■ What to produce: Of all the lines in the records below, how many hold the word "Adjustments"? Give the number alone.

**** Available records

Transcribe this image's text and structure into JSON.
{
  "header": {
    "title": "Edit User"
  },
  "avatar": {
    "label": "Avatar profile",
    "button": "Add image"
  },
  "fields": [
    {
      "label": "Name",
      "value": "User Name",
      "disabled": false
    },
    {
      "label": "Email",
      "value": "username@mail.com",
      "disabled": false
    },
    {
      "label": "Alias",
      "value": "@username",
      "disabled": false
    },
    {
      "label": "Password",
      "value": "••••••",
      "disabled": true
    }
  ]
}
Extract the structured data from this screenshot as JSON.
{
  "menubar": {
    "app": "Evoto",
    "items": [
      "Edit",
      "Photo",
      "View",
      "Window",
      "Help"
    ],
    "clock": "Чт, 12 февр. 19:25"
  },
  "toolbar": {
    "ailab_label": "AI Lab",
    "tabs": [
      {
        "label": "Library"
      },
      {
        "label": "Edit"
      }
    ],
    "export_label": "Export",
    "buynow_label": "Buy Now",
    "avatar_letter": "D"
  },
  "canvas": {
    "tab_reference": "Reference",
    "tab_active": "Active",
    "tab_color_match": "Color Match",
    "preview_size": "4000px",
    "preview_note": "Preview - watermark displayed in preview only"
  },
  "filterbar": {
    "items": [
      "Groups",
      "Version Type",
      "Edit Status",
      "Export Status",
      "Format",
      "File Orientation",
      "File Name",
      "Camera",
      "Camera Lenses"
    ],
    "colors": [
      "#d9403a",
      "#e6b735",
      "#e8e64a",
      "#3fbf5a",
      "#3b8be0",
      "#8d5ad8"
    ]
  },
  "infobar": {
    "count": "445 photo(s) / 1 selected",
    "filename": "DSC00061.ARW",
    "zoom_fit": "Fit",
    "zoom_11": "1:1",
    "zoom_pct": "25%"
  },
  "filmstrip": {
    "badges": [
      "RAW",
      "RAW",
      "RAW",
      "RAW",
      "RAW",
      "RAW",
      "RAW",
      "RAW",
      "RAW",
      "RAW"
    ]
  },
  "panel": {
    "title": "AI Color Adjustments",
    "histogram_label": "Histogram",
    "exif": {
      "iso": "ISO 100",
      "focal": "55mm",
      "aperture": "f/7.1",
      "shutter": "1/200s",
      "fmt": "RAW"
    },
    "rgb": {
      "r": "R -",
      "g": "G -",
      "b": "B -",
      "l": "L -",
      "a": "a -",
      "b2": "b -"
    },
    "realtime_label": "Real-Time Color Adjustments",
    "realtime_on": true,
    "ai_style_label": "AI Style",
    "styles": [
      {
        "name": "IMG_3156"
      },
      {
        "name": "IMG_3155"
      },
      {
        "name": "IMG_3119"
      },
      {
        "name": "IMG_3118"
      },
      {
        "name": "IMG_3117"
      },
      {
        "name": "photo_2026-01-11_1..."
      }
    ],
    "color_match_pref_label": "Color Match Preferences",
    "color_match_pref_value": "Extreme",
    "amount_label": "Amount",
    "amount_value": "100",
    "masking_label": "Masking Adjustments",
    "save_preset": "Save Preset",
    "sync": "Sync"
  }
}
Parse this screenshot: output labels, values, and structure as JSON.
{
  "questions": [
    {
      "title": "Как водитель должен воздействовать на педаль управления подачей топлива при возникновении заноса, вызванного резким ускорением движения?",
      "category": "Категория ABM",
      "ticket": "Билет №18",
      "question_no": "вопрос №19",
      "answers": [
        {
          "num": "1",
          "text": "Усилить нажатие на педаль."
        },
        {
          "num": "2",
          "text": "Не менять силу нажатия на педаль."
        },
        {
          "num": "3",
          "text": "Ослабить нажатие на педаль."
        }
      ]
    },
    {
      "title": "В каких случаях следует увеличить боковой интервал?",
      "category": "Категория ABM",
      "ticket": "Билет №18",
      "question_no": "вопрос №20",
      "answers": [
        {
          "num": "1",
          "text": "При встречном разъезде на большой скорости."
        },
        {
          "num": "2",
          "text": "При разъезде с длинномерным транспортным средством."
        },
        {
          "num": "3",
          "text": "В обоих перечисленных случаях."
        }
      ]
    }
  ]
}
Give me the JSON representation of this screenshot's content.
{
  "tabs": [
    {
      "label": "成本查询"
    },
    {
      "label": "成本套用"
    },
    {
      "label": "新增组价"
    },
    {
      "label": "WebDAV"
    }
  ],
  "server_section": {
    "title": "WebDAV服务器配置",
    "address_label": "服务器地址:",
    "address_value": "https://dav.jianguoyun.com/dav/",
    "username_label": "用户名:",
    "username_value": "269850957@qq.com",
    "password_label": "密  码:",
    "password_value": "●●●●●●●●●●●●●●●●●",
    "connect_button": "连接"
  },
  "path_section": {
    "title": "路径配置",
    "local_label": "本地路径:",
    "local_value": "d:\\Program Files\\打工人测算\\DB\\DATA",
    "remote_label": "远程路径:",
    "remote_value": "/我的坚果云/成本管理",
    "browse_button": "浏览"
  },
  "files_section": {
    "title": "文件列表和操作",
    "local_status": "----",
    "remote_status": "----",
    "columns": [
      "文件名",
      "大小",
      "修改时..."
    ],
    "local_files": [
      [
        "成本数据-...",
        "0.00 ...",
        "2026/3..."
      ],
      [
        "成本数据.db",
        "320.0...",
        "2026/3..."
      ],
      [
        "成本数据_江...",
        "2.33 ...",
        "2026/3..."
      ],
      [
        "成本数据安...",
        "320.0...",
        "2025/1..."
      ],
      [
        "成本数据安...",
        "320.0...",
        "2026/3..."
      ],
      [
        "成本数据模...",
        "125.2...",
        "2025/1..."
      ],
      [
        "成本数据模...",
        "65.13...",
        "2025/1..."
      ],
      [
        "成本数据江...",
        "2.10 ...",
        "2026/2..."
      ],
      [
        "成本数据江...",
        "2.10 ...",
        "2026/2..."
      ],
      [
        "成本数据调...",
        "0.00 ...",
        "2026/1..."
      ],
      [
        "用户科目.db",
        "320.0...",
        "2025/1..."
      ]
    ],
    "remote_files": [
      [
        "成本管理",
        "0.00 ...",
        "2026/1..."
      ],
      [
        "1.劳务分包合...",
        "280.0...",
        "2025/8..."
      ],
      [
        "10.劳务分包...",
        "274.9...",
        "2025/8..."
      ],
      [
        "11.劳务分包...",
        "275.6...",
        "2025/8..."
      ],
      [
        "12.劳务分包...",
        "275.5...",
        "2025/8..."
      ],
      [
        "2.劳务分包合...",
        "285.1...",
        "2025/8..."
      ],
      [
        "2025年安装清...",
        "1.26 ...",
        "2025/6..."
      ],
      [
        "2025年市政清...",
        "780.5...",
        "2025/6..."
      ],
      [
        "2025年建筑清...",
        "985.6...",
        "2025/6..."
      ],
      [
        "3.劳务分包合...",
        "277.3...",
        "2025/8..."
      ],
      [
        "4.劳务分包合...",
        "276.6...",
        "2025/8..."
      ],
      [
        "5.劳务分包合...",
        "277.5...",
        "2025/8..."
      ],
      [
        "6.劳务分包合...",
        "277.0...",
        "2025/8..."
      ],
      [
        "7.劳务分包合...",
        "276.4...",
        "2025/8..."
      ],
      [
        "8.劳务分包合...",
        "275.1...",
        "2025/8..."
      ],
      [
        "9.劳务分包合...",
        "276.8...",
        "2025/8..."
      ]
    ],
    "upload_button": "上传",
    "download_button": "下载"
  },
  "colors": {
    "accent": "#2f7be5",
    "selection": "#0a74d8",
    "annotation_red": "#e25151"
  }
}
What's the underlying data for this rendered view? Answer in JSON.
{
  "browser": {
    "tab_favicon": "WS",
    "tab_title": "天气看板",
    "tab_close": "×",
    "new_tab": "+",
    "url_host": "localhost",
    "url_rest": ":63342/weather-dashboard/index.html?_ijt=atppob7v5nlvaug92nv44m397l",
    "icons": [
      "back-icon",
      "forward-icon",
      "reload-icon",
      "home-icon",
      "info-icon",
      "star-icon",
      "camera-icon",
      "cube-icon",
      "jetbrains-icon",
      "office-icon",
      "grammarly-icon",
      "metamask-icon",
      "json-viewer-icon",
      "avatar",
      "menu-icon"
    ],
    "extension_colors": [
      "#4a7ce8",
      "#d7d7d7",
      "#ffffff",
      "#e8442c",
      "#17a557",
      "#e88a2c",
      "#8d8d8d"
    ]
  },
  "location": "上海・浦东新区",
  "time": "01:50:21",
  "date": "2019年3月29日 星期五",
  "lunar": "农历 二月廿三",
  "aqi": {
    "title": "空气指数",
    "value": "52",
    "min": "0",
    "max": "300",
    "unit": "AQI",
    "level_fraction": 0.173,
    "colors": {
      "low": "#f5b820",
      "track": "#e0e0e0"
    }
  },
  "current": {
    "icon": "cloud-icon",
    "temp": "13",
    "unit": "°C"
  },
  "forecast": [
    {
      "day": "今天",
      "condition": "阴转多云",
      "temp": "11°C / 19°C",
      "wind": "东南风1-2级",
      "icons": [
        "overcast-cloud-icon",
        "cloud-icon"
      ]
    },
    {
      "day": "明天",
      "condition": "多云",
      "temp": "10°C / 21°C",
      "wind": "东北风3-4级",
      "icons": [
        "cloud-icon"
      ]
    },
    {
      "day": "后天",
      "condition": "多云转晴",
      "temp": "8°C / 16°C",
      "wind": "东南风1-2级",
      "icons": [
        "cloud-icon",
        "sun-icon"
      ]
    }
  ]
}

********

■ Exercise solution: 3